::: Available records :::

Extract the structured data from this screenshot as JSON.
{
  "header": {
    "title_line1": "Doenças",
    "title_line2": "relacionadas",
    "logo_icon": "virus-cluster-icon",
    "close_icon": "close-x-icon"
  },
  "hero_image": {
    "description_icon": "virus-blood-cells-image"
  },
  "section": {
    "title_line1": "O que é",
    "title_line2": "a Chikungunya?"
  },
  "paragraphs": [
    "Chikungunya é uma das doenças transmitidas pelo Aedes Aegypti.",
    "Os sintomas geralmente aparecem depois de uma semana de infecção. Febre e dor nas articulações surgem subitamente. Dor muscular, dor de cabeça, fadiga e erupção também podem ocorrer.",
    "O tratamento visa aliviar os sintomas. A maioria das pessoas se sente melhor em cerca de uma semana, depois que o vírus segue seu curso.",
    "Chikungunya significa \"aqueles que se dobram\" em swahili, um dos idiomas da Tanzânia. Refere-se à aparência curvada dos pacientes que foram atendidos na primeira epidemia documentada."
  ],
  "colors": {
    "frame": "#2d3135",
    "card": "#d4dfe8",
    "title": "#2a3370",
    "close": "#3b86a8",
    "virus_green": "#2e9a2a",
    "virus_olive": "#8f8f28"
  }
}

:::

→ **Required work**: Each line holding "depois" in the records should be copied out.

→ **Solution to the problem**:
    "Os sintomas geralmente aparecem depois de uma semana de infecção. Febre e dor nas articulações surgem subitamente. Dor muscular, dor de cabeça, fadiga e erupção também podem ocorrer.",
    "O tratamento visa aliviar os sintomas. A maioria das pessoas se sente melhor em cerca de uma semana, depois que o vírus segue seu curso.",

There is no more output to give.